■ Directions: Only the pictures are to be left out; set down the rest of the records exactly.

+===+

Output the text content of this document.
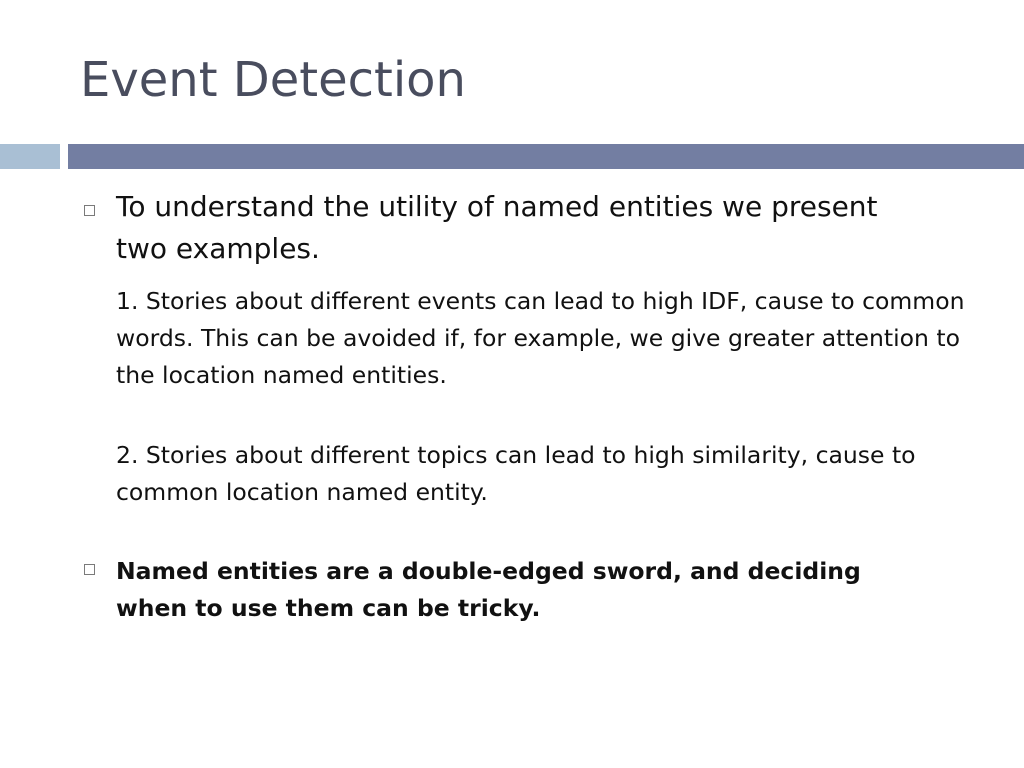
Event Detection

To understand the utility of named entities we present two examples.

1. Stories about different events can lead to high IDF, cause to common words. This can be avoided if, for example, we give greater attention to the location named entities.

2. Stories about different topics can lead to high similarity, cause to common location named entity.

Named entities are a double-edged sword, and deciding when to use them can be tricky.
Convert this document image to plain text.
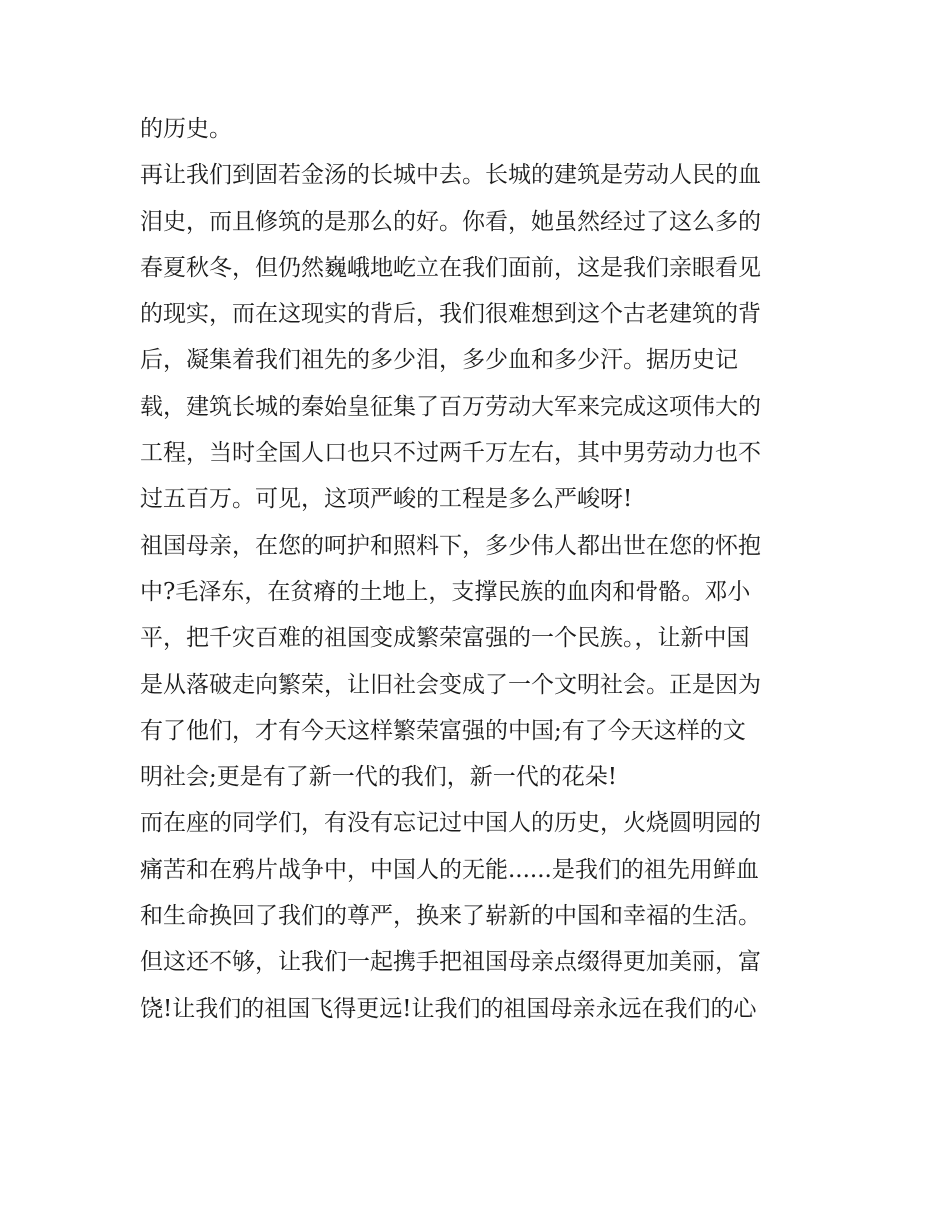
的历史。
再让我们到固若金汤的长城中去。长城的建筑是劳动人民的血
泪史，而且修筑的是那么的好。你看，她虽然经过了这么多的
春夏秋冬，但仍然巍峨地屹立在我们面前，这是我们亲眼看见
的现实，而在这现实的背后，我们很难想到这个古老建筑的背
后，凝集着我们祖先的多少泪，多少血和多少汗。据历史记
载，建筑长城的秦始皇征集了百万劳动大军来完成这项伟大的
工程，当时全国人口也只不过两千万左右，其中男劳动力也不
过五百万。可见，这项严峻的工程是多么严峻呀!
祖国母亲，在您的呵护和照料下，多少伟人都出世在您的怀抱
中?毛泽东，在贫瘠的土地上，支撑民族的血肉和骨骼。邓小
平，把千灾百难的祖国变成繁荣富强的一个民族。，让新中国
是从落破走向繁荣，让旧社会变成了一个文明社会。正是因为
有了他们，才有今天这样繁荣富强的中国;有了今天这样的文
明社会;更是有了新一代的我们，新一代的花朵!
而在座的同学们，有没有忘记过中国人的历史，火烧圆明园的
痛苦和在鸦片战争中，中国人的无能......是我们的祖先用鲜血
和生命换回了我们的尊严，换来了崭新的中国和幸福的生活。
但这还不够，让我们一起携手把祖国母亲点缀得更加美丽，富
饶!让我们的祖国飞得更远!让我们的祖国母亲永远在我们的心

+===+

■ Final result:
Output the text content of this document.
Event Detection

To understand the utility of named entities we present two examples.

1. Stories about different events can lead to high IDF, cause to common words. This can be avoided if, for example, we give greater attention to the location named entities.

2. Stories about different topics can lead to high similarity, cause to common location named entity.

Named entities are a double-edged sword, and deciding when to use them can be tricky.
Convert this document image to plain text.
的历史。
再让我们到固若金汤的长城中去。长城的建筑是劳动人民的血
泪史，而且修筑的是那么的好。你看，她虽然经过了这么多的
春夏秋冬，但仍然巍峨地屹立在我们面前，这是我们亲眼看见
的现实，而在这现实的背后，我们很难想到这个古老建筑的背
后，凝集着我们祖先的多少泪，多少血和多少汗。据历史记
载，建筑长城的秦始皇征集了百万劳动大军来完成这项伟大的
工程，当时全国人口也只不过两千万左右，其中男劳动力也不
过五百万。可见，这项严峻的工程是多么严峻呀!
祖国母亲，在您的呵护和照料下，多少伟人都出世在您的怀抱
中?毛泽东，在贫瘠的土地上，支撑民族的血肉和骨骼。邓小
平，把千灾百难的祖国变成繁荣富强的一个民族。，让新中国
是从落破走向繁荣，让旧社会变成了一个文明社会。正是因为
有了他们，才有今天这样繁荣富强的中国;有了今天这样的文
明社会;更是有了新一代的我们，新一代的花朵!
而在座的同学们，有没有忘记过中国人的历史，火烧圆明园的
痛苦和在鸦片战争中，中国人的无能......是我们的祖先用鲜血
和生命换回了我们的尊严，换来了崭新的中国和幸福的生活。
但这还不够，让我们一起携手把祖国母亲点缀得更加美丽，富
饶!让我们的祖国飞得更远!让我们的祖国母亲永远在我们的心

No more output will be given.